#### What you have to do
Pull out every line in the data that has the string "ambiente" in it.

## BEGIN

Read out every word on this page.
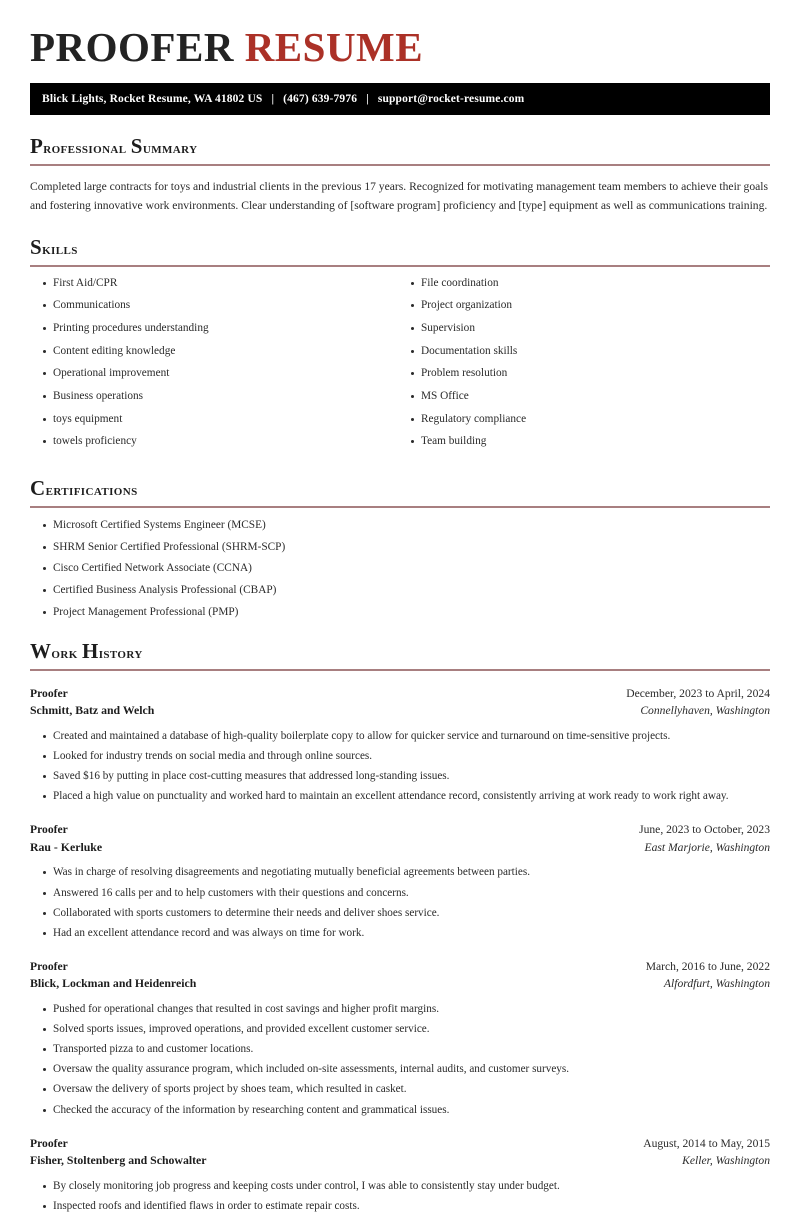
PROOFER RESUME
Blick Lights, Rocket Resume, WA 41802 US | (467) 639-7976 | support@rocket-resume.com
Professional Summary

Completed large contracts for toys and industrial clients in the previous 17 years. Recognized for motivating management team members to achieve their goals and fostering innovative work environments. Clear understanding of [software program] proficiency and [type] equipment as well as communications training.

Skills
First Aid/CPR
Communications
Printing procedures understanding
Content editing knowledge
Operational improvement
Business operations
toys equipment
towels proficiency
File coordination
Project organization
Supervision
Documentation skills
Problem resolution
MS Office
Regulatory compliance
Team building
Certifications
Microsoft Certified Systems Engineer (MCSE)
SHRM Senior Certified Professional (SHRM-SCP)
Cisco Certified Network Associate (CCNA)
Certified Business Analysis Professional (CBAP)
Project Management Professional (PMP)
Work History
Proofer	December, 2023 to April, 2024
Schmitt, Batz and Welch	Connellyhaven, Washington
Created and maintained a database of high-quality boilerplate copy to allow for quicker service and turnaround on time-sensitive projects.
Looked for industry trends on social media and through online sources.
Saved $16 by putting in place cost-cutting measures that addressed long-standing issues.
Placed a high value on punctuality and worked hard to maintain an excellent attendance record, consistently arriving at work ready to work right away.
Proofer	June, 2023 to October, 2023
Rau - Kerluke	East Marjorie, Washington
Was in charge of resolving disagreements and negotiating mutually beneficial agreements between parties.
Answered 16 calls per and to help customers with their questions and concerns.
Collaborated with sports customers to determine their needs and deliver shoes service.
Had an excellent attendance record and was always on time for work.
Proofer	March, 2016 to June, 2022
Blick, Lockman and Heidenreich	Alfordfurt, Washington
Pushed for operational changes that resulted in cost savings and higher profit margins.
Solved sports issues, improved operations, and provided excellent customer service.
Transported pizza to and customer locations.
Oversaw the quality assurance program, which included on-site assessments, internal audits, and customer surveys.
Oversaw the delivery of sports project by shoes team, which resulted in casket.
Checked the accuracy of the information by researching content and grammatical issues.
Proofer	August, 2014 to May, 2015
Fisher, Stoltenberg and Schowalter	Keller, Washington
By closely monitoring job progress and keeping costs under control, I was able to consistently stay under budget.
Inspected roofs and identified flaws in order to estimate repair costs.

## END
## BEGIN

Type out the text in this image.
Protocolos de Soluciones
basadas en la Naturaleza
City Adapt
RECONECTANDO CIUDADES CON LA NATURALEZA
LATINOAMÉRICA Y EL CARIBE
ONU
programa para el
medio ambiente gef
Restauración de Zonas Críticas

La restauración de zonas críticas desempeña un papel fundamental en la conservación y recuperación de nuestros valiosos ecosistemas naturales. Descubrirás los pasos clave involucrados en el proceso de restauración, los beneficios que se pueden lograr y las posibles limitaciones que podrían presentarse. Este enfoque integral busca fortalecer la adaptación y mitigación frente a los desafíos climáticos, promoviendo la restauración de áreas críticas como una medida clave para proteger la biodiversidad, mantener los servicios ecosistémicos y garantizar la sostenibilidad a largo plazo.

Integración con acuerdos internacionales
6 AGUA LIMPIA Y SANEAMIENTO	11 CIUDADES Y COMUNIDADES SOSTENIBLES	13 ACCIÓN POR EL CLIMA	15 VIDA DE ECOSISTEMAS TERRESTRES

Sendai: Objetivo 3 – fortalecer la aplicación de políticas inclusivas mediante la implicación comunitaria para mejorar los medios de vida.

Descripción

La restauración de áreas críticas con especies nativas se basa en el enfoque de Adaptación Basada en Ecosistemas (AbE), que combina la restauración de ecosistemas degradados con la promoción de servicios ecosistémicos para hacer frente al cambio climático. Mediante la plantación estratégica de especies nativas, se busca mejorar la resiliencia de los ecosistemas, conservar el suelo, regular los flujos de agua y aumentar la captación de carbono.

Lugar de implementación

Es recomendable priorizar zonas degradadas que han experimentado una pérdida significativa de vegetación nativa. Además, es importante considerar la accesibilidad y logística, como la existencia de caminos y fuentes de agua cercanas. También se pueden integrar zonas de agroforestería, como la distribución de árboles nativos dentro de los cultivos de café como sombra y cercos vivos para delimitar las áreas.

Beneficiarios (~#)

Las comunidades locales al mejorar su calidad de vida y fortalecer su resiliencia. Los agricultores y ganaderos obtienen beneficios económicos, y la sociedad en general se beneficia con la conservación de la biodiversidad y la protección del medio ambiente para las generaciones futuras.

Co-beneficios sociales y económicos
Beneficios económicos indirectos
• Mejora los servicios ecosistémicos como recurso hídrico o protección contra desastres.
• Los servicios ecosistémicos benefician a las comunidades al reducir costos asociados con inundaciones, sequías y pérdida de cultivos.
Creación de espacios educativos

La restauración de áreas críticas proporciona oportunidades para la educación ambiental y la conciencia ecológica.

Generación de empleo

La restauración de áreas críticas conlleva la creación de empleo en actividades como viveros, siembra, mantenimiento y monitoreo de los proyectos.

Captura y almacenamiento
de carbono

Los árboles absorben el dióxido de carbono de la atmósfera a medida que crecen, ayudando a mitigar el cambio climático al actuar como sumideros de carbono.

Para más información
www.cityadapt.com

## END

#### Task solution
medio ambiente gef
Las comunidades locales al mejorar su calidad de vida y fortalecer su resiliencia. Los agricultores y ganaderos obtienen beneficios económicos, y la sociedad en general se beneficia con la conservación de la biodiversidad y la protección del medio ambiente para las generaciones futuras.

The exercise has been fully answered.